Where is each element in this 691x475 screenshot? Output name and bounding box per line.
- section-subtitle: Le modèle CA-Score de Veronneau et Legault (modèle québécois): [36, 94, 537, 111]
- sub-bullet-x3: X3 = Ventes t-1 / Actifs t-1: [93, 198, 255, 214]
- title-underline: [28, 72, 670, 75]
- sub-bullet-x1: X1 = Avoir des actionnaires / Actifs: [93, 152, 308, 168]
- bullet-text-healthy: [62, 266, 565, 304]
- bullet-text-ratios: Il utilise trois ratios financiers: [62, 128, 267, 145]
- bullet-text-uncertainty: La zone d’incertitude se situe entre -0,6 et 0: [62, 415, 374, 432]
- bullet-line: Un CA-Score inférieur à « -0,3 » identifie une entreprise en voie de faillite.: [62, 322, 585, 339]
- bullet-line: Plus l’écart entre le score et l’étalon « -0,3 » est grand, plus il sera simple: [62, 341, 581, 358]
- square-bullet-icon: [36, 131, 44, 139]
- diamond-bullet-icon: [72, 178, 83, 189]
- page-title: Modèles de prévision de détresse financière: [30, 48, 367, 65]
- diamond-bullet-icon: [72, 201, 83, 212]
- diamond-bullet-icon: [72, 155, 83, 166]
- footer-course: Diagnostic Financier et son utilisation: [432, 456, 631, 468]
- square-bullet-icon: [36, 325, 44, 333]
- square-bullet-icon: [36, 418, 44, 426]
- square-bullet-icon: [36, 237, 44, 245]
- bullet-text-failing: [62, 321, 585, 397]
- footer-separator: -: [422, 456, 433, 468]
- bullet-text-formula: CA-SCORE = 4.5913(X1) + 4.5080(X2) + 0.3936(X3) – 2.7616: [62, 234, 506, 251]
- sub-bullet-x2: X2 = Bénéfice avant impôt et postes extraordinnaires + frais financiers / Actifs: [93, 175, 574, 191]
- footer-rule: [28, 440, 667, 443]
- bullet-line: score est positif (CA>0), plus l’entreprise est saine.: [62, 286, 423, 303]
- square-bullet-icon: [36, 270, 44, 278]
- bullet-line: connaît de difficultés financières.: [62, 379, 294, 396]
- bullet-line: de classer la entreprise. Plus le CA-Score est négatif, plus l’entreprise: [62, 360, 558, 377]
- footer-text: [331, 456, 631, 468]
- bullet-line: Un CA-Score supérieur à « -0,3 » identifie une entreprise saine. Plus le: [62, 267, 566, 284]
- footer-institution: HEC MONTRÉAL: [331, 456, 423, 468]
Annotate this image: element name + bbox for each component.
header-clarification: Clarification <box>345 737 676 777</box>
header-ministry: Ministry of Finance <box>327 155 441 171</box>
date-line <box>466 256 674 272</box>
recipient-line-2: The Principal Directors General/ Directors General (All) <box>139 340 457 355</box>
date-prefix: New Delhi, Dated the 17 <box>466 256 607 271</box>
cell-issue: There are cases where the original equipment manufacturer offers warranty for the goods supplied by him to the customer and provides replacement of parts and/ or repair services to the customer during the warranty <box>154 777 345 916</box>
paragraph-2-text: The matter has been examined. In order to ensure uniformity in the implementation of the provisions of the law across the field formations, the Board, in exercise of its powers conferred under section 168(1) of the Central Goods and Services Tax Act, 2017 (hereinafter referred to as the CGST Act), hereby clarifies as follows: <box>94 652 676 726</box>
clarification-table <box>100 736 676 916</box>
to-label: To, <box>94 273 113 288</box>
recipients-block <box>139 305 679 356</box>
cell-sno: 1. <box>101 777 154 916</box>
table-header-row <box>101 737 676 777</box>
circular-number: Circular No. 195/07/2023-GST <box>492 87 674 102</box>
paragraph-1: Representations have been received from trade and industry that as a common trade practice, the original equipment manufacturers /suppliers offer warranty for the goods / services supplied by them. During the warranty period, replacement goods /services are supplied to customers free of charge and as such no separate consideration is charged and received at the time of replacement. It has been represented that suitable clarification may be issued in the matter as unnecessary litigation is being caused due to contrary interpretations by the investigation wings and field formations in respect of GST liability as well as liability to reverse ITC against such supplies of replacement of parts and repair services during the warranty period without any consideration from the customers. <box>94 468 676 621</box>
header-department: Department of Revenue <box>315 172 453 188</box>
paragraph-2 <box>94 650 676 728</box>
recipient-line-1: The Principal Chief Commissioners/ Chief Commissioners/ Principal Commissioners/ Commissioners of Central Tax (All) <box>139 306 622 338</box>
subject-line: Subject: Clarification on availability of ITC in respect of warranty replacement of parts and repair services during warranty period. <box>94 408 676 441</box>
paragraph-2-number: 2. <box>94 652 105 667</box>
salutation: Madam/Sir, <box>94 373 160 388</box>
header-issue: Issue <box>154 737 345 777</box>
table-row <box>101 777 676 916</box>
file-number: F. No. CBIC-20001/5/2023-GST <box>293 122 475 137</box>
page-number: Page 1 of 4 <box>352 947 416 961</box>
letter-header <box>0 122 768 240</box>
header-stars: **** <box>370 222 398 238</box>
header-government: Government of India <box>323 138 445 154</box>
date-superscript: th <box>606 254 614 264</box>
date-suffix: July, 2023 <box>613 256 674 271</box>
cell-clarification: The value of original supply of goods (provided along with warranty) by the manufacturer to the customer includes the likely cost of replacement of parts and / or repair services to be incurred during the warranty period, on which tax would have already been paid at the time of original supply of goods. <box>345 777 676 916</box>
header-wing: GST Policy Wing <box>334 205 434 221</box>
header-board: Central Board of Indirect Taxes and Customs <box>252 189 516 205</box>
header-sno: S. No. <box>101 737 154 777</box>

→ WHAT IS NEEDED: Reproduce all of the lines above word for word, keeping every character unchanged.

→ ANSWER TO THE EXERCISE:
Where is each element in this 691x475 screenshot? Output name and bounding box per line.
- section-subtitle: Le modèle CA-Score de Veronneau et Legault (modèle québécois): [36, 94, 537, 111]
- sub-bullet-x3: X3 = Ventes t-1 / Actifs t-1: [93, 198, 255, 214]
- title-underline: [28, 72, 670, 75]
- sub-bullet-x1: X1 = Avoir des actionnaires / Actifs: [93, 152, 308, 168]
- bullet-text-healthy: [62, 266, 565, 304]
- bullet-text-ratios: Il utilise trois ratios financiers: [62, 128, 267, 145]
- bullet-text-uncertainty: La zone d’incertitude se situe entre -0,6 et 0: [62, 415, 374, 432]
- bullet-line: Un CA-Score inférieur à « -0,3 » identifie une entreprise en voie de faillite.: [62, 322, 585, 339]
- bullet-line: Plus l’écart entre le score et l’étalon « -0,3 » est grand, plus il sera simple: [62, 341, 581, 358]
- square-bullet-icon: [36, 131, 44, 139]
- diamond-bullet-icon: [72, 178, 83, 189]
- page-title: Modèles de prévision de détresse financière: [30, 48, 367, 65]
- diamond-bullet-icon: [72, 201, 83, 212]
- diamond-bullet-icon: [72, 155, 83, 166]
- footer-course: Diagnostic Financier et son utilisation: [432, 456, 631, 468]
- square-bullet-icon: [36, 325, 44, 333]
- square-bullet-icon: [36, 418, 44, 426]
- square-bullet-icon: [36, 237, 44, 245]
- bullet-text-failing: [62, 321, 585, 397]
- footer-separator: -: [422, 456, 433, 468]
- bullet-text-formula: CA-SCORE = 4.5913(X1) + 4.5080(X2) + 0.3936(X3) – 2.7616: [62, 234, 506, 251]
- sub-bullet-x2: X2 = Bénéfice avant impôt et postes extraordinnaires + frais financiers / Actifs: [93, 175, 574, 191]
- footer-rule: [28, 440, 667, 443]
- bullet-line: score est positif (CA>0), plus l’entreprise est saine.: [62, 286, 423, 303]
- square-bullet-icon: [36, 270, 44, 278]
- bullet-line: connaît de difficultés financières.: [62, 379, 294, 396]
- bullet-line: de classer la entreprise. Plus le CA-Score est négatif, plus l’entreprise: [62, 360, 558, 377]
- footer-text: [331, 456, 631, 468]
- bullet-line: Un CA-Score supérieur à « -0,3 » identifie une entreprise saine. Plus le: [62, 267, 566, 284]
- footer-institution: HEC MONTRÉAL: [331, 456, 423, 468]
Annotate this image: element name + bbox for each component.
header-clarification: Clarification <box>345 737 676 777</box>
header-ministry: Ministry of Finance <box>327 155 441 171</box>
date-line <box>466 256 674 272</box>
recipient-line-2: The Principal Directors General/ Directors General (All) <box>139 340 457 355</box>
date-prefix: New Delhi, Dated the 17 <box>466 256 607 271</box>
cell-issue: There are cases where the original equipment manufacturer offers warranty for the goods supplied by him to the customer and provides replacement of parts and/ or repair services to the customer during the warranty <box>154 777 345 916</box>
paragraph-2-text: The matter has been examined. In order to ensure uniformity in the implementation of the provisions of the law across the field formations, the Board, in exercise of its powers conferred under section 168(1) of the Central Goods and Services Tax Act, 2017 (hereinafter referred to as the CGST Act), hereby clarifies as follows: <box>94 652 676 726</box>
clarification-table <box>100 736 676 916</box>
to-label: To, <box>94 273 113 288</box>
recipients-block <box>139 305 679 356</box>
cell-sno: 1. <box>101 777 154 916</box>
table-header-row <box>101 737 676 777</box>
circular-number: Circular No. 195/07/2023-GST <box>492 87 674 102</box>
paragraph-1: Representations have been received from trade and industry that as a common trade practice, the original equipment manufacturers /suppliers offer warranty for the goods / services supplied by them. During the warranty period, replacement goods /services are supplied to customers free of charge and as such no separate consideration is charged and received at the time of replacement. It has been represented that suitable clarification may be issued in the matter as unnecessary litigation is being caused due to contrary interpretations by the investigation wings and field formations in respect of GST liability as well as liability to reverse ITC against such supplies of replacement of parts and repair services during the warranty period without any consideration from the customers. <box>94 468 676 621</box>
header-department: Department of Revenue <box>315 172 453 188</box>
paragraph-2 <box>94 650 676 728</box>
recipient-line-1: The Principal Chief Commissioners/ Chief Commissioners/ Principal Commissioners/ Commissioners of Central Tax (All) <box>139 306 622 338</box>
subject-line: Subject: Clarification on availability of ITC in respect of warranty replacement of parts and repair services during warranty period. <box>94 408 676 441</box>
paragraph-2-number: 2. <box>94 652 105 667</box>
salutation: Madam/Sir, <box>94 373 160 388</box>
header-issue: Issue <box>154 737 345 777</box>
table-row <box>101 777 676 916</box>
file-number: F. No. CBIC-20001/5/2023-GST <box>293 122 475 137</box>
page-number: Page 1 of 4 <box>352 947 416 961</box>
letter-header <box>0 122 768 240</box>
header-stars: **** <box>370 222 398 238</box>
header-government: Government of India <box>323 138 445 154</box>
date-superscript: th <box>606 254 614 264</box>
date-suffix: July, 2023 <box>613 256 674 271</box>
cell-clarification: The value of original supply of goods (provided along with warranty) by the manufacturer to the customer includes the likely cost of replacement of parts and / or repair services to be incurred during the warranty period, on which tax would have already been paid at the time of original supply of goods. <box>345 777 676 916</box>
header-wing: GST Policy Wing <box>334 205 434 221</box>
header-board: Central Board of Indirect Taxes and Customs <box>252 189 516 205</box>
header-sno: S. No. <box>101 737 154 777</box>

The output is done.